↓

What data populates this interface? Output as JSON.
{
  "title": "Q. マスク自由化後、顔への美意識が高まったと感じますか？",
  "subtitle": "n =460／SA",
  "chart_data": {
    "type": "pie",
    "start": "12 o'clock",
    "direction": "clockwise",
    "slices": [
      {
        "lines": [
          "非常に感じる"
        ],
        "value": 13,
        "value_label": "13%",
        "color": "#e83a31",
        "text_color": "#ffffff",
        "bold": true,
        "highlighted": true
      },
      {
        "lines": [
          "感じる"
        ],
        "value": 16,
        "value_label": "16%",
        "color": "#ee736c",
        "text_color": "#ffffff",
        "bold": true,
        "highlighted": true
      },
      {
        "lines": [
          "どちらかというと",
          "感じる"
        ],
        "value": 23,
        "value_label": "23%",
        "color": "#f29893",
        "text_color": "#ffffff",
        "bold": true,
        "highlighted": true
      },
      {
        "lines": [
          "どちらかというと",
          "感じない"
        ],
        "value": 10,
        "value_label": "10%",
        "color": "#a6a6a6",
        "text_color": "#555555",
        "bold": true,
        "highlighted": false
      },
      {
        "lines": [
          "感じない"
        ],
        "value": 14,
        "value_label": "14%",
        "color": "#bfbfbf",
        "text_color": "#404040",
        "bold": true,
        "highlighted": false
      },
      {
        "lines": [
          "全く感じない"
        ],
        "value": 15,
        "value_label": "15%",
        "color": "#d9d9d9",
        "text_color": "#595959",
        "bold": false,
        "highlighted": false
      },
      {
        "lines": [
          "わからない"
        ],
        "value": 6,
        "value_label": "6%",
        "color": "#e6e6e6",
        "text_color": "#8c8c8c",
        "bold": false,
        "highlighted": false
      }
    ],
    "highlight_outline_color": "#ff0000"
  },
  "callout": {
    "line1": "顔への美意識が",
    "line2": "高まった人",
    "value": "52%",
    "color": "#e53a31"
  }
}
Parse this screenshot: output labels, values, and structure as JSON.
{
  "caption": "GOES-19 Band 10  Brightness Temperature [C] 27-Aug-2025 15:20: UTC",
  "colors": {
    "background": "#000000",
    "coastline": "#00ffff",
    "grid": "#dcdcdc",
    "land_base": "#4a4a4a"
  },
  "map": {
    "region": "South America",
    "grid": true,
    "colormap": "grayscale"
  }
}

↑

TASK:
Copy out all of the lines above exactly.

RESULT:
What data populates this interface? Output as JSON.
{
  "title": "Q. マスク自由化後、顔への美意識が高まったと感じますか？",
  "subtitle": "n =460／SA",
  "chart_data": {
    "type": "pie",
    "start": "12 o'clock",
    "direction": "clockwise",
    "slices": [
      {
        "lines": [
          "非常に感じる"
        ],
        "value": 13,
        "value_label": "13%",
        "color": "#e83a31",
        "text_color": "#ffffff",
        "bold": true,
        "highlighted": true
      },
      {
        "lines": [
          "感じる"
        ],
        "value": 16,
        "value_label": "16%",
        "color": "#ee736c",
        "text_color": "#ffffff",
        "bold": true,
        "highlighted": true
      },
      {
        "lines": [
          "どちらかというと",
          "感じる"
        ],
        "value": 23,
        "value_label": "23%",
        "color": "#f29893",
        "text_color": "#ffffff",
        "bold": true,
        "highlighted": true
      },
      {
        "lines": [
          "どちらかというと",
          "感じない"
        ],
        "value": 10,
        "value_label": "10%",
        "color": "#a6a6a6",
        "text_color": "#555555",
        "bold": true,
        "highlighted": false
      },
      {
        "lines": [
          "感じない"
        ],
        "value": 14,
        "value_label": "14%",
        "color": "#bfbfbf",
        "text_color": "#404040",
        "bold": true,
        "highlighted": false
      },
      {
        "lines": [
          "全く感じない"
        ],
        "value": 15,
        "value_label": "15%",
        "color": "#d9d9d9",
        "text_color": "#595959",
        "bold": false,
        "highlighted": false
      },
      {
        "lines": [
          "わからない"
        ],
        "value": 6,
        "value_label": "6%",
        "color": "#e6e6e6",
        "text_color": "#8c8c8c",
        "bold": false,
        "highlighted": false
      }
    ],
    "highlight_outline_color": "#ff0000"
  },
  "callout": {
    "line1": "顔への美意識が",
    "line2": "高まった人",
    "value": "52%",
    "color": "#e53a31"
  }
}
Parse this screenshot: output labels, values, and structure as JSON.
{
  "caption": "GOES-19 Band 10  Brightness Temperature [C] 27-Aug-2025 15:20: UTC",
  "colors": {
    "background": "#000000",
    "coastline": "#00ffff",
    "grid": "#dcdcdc",
    "land_base": "#4a4a4a"
  },
  "map": {
    "region": "South America",
    "grid": true,
    "colormap": "grayscale"
  }
}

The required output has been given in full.